## REQUIREMENTS
Check each line of the records below and collect those that include the word "AMSE".

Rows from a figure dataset
+ + + + + + +

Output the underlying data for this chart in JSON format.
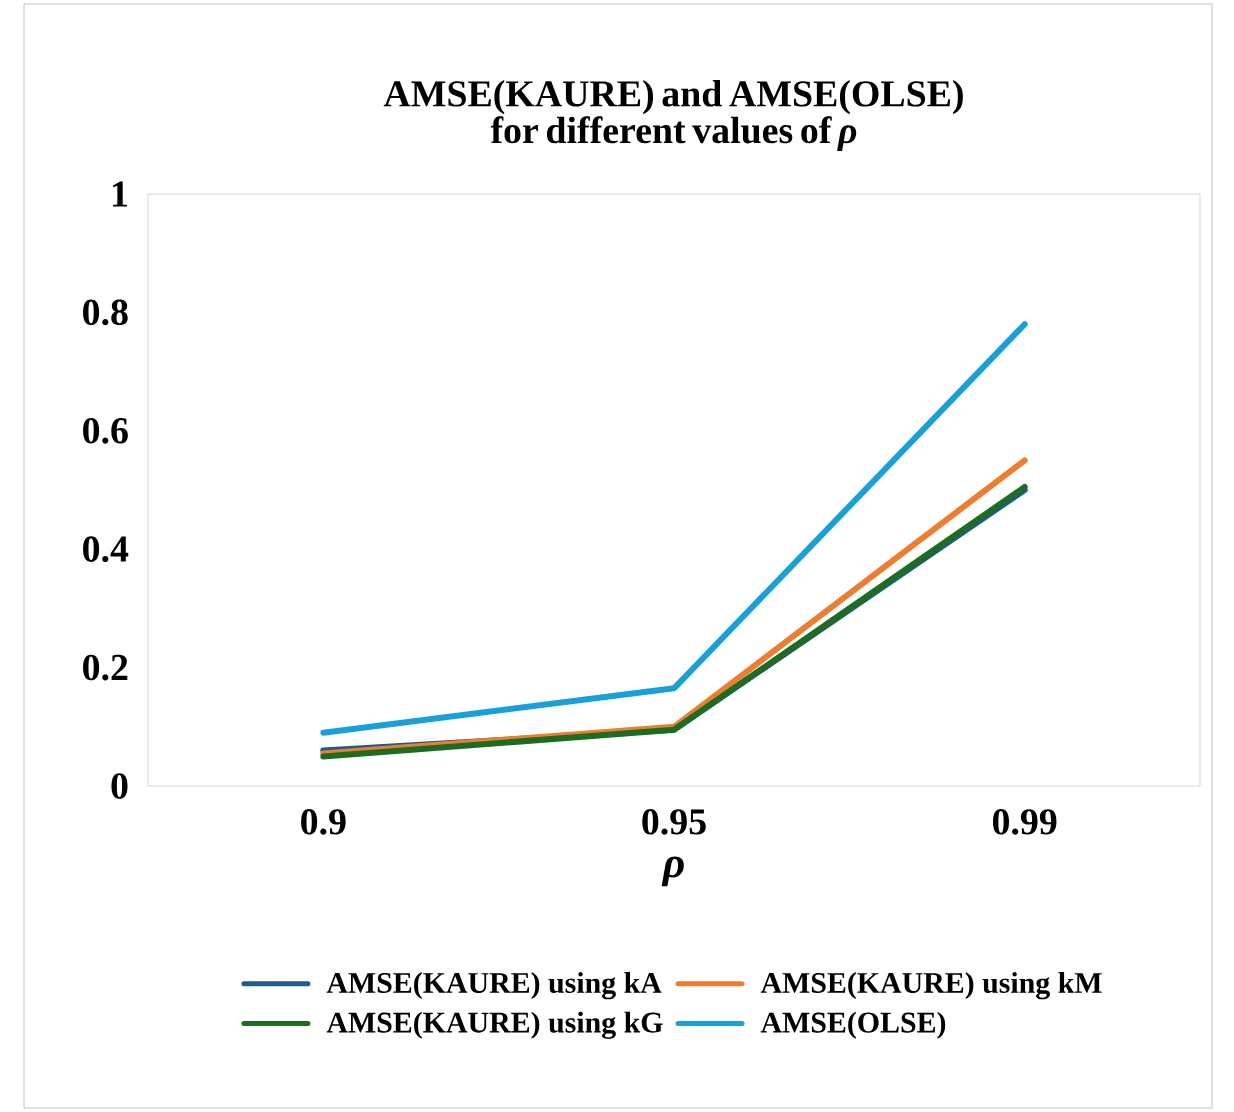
{
  "chart_data": {
    "type": "line",
    "title": "AMSE(KAURE) and AMSE(OLSE) for different values of *ρ*",
    "xlabel": "ρ",
    "categories": [
      "0.9",
      "0.95",
      "0.99"
    ],
    "series": [
      {
        "name": "AMSE(KAURE) using kA",
        "color": "#1f5c8b",
        "values": [
          0.06,
          0.095,
          0.5
        ]
      },
      {
        "name": "AMSE(KAURE) using kM",
        "color": "#ed7d31",
        "values": [
          0.055,
          0.1,
          0.55
        ]
      },
      {
        "name": "AMSE(KAURE) using kG",
        "color": "#1e6b22",
        "values": [
          0.05,
          0.095,
          0.505
        ]
      },
      {
        "name": "AMSE(OLSE)",
        "color": "#19a0d8",
        "values": [
          0.09,
          0.165,
          0.78
        ]
      }
    ],
    "ylim": [
      0,
      1
    ],
    "yticks": [
      0,
      0.2,
      0.4,
      0.6,
      0.8,
      1
    ],
    "grid": false,
    "legend": "bottom",
    "marker": "none",
    "line_style": "solid"
  }
}
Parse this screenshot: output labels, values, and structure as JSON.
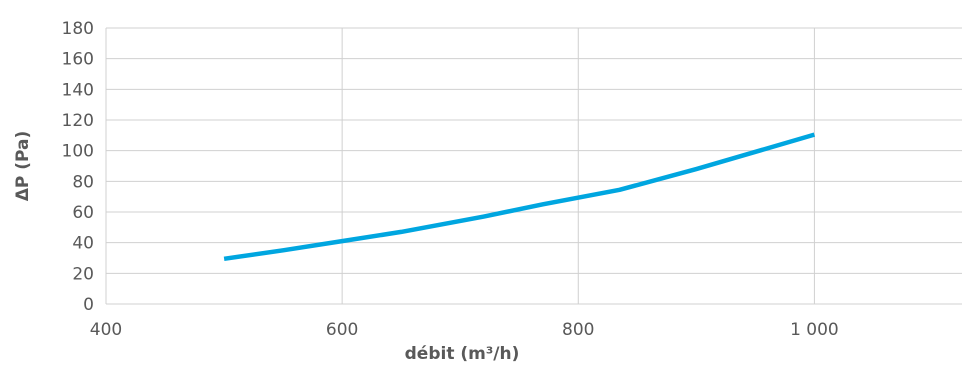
{
  "chart_data": {
    "type": "line",
    "title": "",
    "xlabel": "débit (m³/h)",
    "ylabel": "ΔP (Pa)",
    "xlim": [
      400,
      1125
    ],
    "ylim": [
      0,
      180
    ],
    "x_ticks": [
      400,
      600,
      800,
      1000
    ],
    "x_tick_labels": [
      "400",
      "600",
      "800",
      "1 000"
    ],
    "y_ticks": [
      0,
      20,
      40,
      60,
      80,
      100,
      120,
      140,
      160,
      180
    ],
    "y_tick_labels": [
      "0",
      "20",
      "40",
      "60",
      "80",
      "100",
      "120",
      "140",
      "160",
      "180"
    ],
    "grid": true,
    "legend": "none",
    "series": [
      {
        "color": "#00a6e0",
        "x": [
          500,
          550,
          600,
          650,
          720,
          770,
          835,
          900,
          1000
        ],
        "y": [
          29.5,
          35,
          41,
          47,
          57,
          65,
          74.5,
          88,
          110.5
        ]
      }
    ]
  }
}
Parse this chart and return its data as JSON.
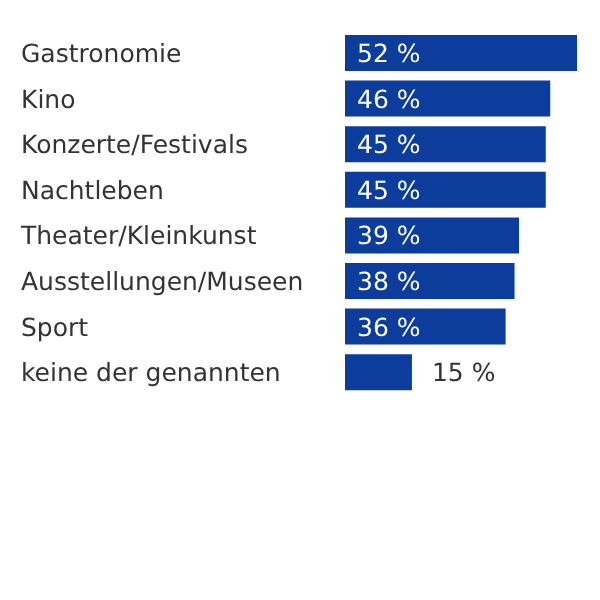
{
  "chart_data": {
    "type": "bar",
    "orientation": "horizontal",
    "categories": [
      "Gastronomie",
      "Kino",
      "Konzerte/Festivals",
      "Nachtleben",
      "Theater/Kleinkunst",
      "Ausstellungen/Museen",
      "Sport",
      "keine der genannten"
    ],
    "values": [
      52,
      46,
      45,
      45,
      39,
      38,
      36,
      15
    ],
    "value_labels": [
      "52 %",
      "46 %",
      "45 %",
      "45 %",
      "39 %",
      "38 %",
      "36 %",
      "15 %"
    ],
    "color": "#0c3c9c"
  }
}
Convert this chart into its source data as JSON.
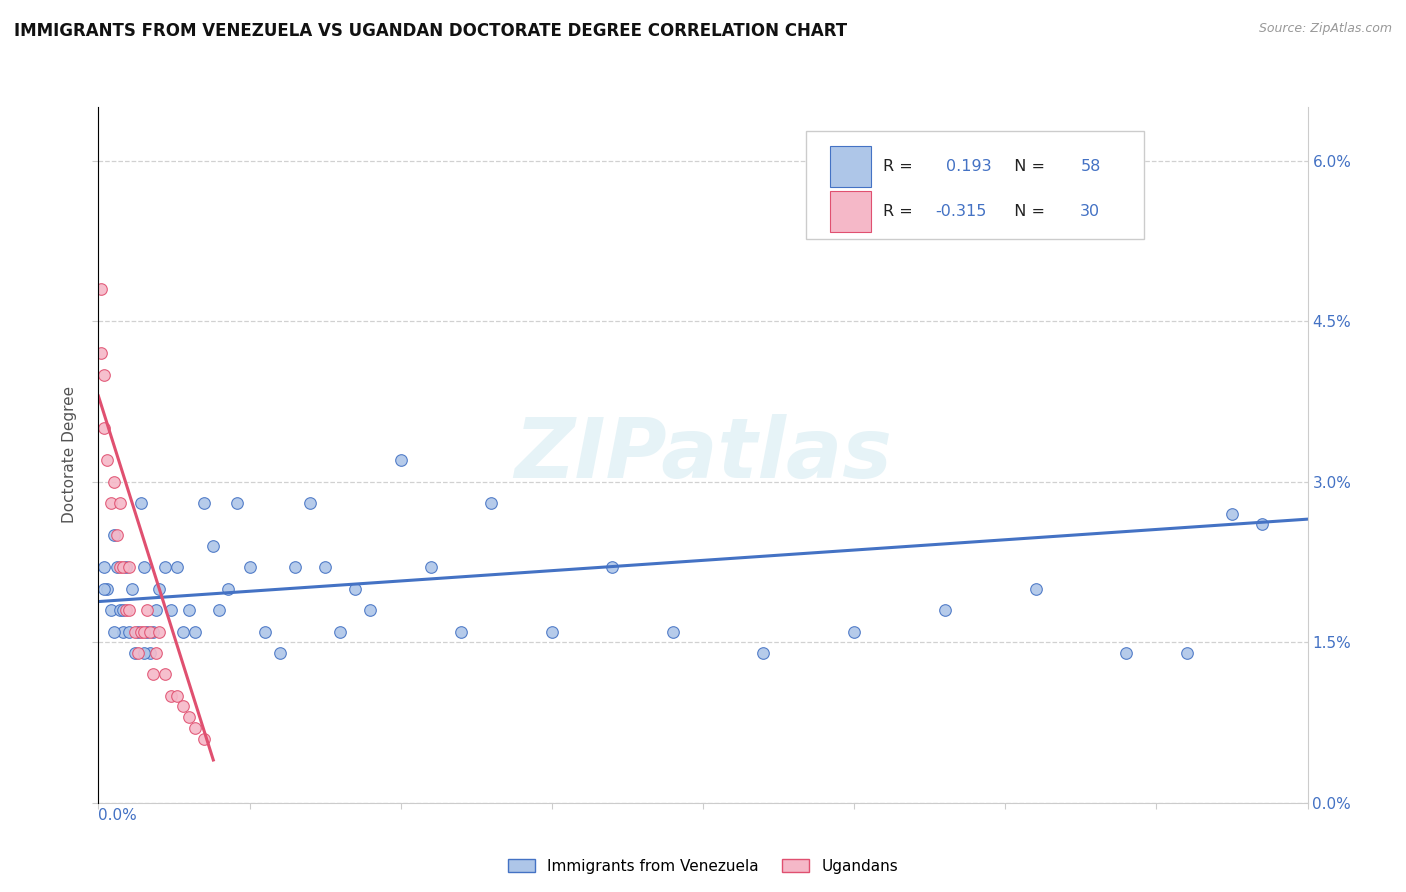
{
  "title": "IMMIGRANTS FROM VENEZUELA VS UGANDAN DOCTORATE DEGREE CORRELATION CHART",
  "source": "Source: ZipAtlas.com",
  "ylabel": "Doctorate Degree",
  "legend_label1": "Immigrants from Venezuela",
  "legend_label2": "Ugandans",
  "r1": "0.193",
  "n1": "58",
  "r2": "-0.315",
  "n2": "30",
  "color1": "#aec6e8",
  "color2": "#f5b8c8",
  "line_color1": "#4472c4",
  "line_color2": "#e05070",
  "watermark": "ZIPatlas",
  "xlim": [
    0.0,
    0.4
  ],
  "ylim": [
    0.0,
    0.065
  ],
  "right_yticks": [
    0.0,
    0.015,
    0.03,
    0.045,
    0.06
  ],
  "right_yticklabels": [
    "0.0%",
    "1.5%",
    "3.0%",
    "4.5%",
    "6.0%"
  ],
  "blue_x": [
    0.002,
    0.003,
    0.004,
    0.005,
    0.006,
    0.007,
    0.008,
    0.009,
    0.01,
    0.011,
    0.012,
    0.013,
    0.014,
    0.015,
    0.016,
    0.017,
    0.018,
    0.019,
    0.02,
    0.022,
    0.024,
    0.026,
    0.028,
    0.03,
    0.032,
    0.035,
    0.038,
    0.04,
    0.043,
    0.046,
    0.05,
    0.055,
    0.06,
    0.065,
    0.07,
    0.075,
    0.08,
    0.085,
    0.09,
    0.1,
    0.11,
    0.12,
    0.13,
    0.15,
    0.17,
    0.19,
    0.22,
    0.25,
    0.28,
    0.31,
    0.34,
    0.36,
    0.375,
    0.385,
    0.002,
    0.005,
    0.008,
    0.015
  ],
  "blue_y": [
    0.022,
    0.02,
    0.018,
    0.025,
    0.022,
    0.018,
    0.016,
    0.022,
    0.016,
    0.02,
    0.014,
    0.016,
    0.028,
    0.022,
    0.016,
    0.014,
    0.016,
    0.018,
    0.02,
    0.022,
    0.018,
    0.022,
    0.016,
    0.018,
    0.016,
    0.028,
    0.024,
    0.018,
    0.02,
    0.028,
    0.022,
    0.016,
    0.014,
    0.022,
    0.028,
    0.022,
    0.016,
    0.02,
    0.018,
    0.032,
    0.022,
    0.016,
    0.028,
    0.016,
    0.022,
    0.016,
    0.014,
    0.016,
    0.018,
    0.02,
    0.014,
    0.014,
    0.027,
    0.026,
    0.02,
    0.016,
    0.018,
    0.014
  ],
  "pink_x": [
    0.001,
    0.001,
    0.002,
    0.002,
    0.003,
    0.004,
    0.005,
    0.006,
    0.007,
    0.007,
    0.008,
    0.009,
    0.01,
    0.01,
    0.012,
    0.013,
    0.014,
    0.015,
    0.016,
    0.017,
    0.018,
    0.019,
    0.02,
    0.022,
    0.024,
    0.026,
    0.028,
    0.03,
    0.032,
    0.035
  ],
  "pink_y": [
    0.048,
    0.042,
    0.04,
    0.035,
    0.032,
    0.028,
    0.03,
    0.025,
    0.028,
    0.022,
    0.022,
    0.018,
    0.022,
    0.018,
    0.016,
    0.014,
    0.016,
    0.016,
    0.018,
    0.016,
    0.012,
    0.014,
    0.016,
    0.012,
    0.01,
    0.01,
    0.009,
    0.008,
    0.007,
    0.006
  ],
  "blue_trend_x": [
    0.0,
    0.4
  ],
  "blue_trend_y": [
    0.0188,
    0.0265
  ],
  "pink_trend_x": [
    0.0,
    0.038
  ],
  "pink_trend_y": [
    0.038,
    0.004
  ]
}
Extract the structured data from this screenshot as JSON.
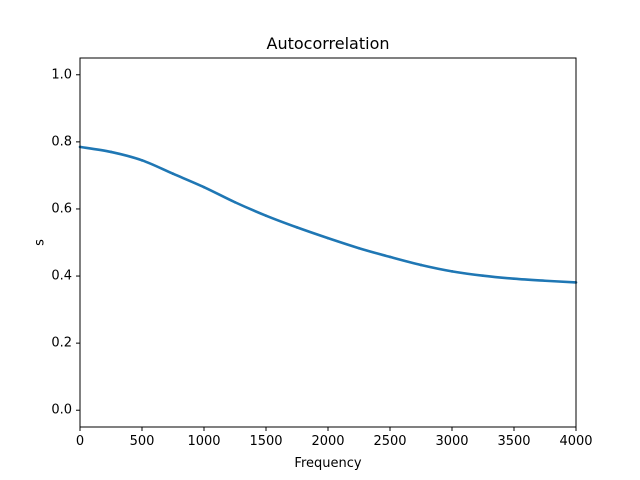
{
  "chart_data": {
    "type": "line",
    "title": "Autocorrelation",
    "xlabel": "Frequency",
    "ylabel": "s",
    "xlim": [
      0,
      4000
    ],
    "ylim": [
      -0.05,
      1.05
    ],
    "x_ticks": [
      0,
      500,
      1000,
      1500,
      2000,
      2500,
      3000,
      3500,
      4000
    ],
    "y_ticks": [
      0.0,
      0.2,
      0.4,
      0.6,
      0.8,
      1.0
    ],
    "x_tick_labels": [
      "0",
      "500",
      "1000",
      "1500",
      "2000",
      "2500",
      "3000",
      "3500",
      "4000"
    ],
    "y_tick_labels": [
      "0.0",
      "0.2",
      "0.4",
      "0.6",
      "0.8",
      "1.0"
    ],
    "grid": false,
    "legend": "none",
    "series": [
      {
        "color": "#1f77b4",
        "x": [
          0,
          250,
          500,
          750,
          1000,
          1250,
          1500,
          1750,
          2000,
          2250,
          2500,
          2750,
          3000,
          3250,
          3500,
          3750,
          4000
        ],
        "y": [
          0.785,
          0.77,
          0.745,
          0.705,
          0.665,
          0.62,
          0.58,
          0.545,
          0.513,
          0.483,
          0.457,
          0.433,
          0.414,
          0.401,
          0.392,
          0.386,
          0.381
        ]
      }
    ]
  }
}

+ + + + + + +

## FULL ANSWER
    "title": "AMSE(KAURE) and AMSE(OLSE) for different values of *ρ*",
        "name": "AMSE(KAURE) using kA",
        "name": "AMSE(KAURE) using kM",
        "name": "AMSE(KAURE) using kG",
        "name": "AMSE(OLSE)",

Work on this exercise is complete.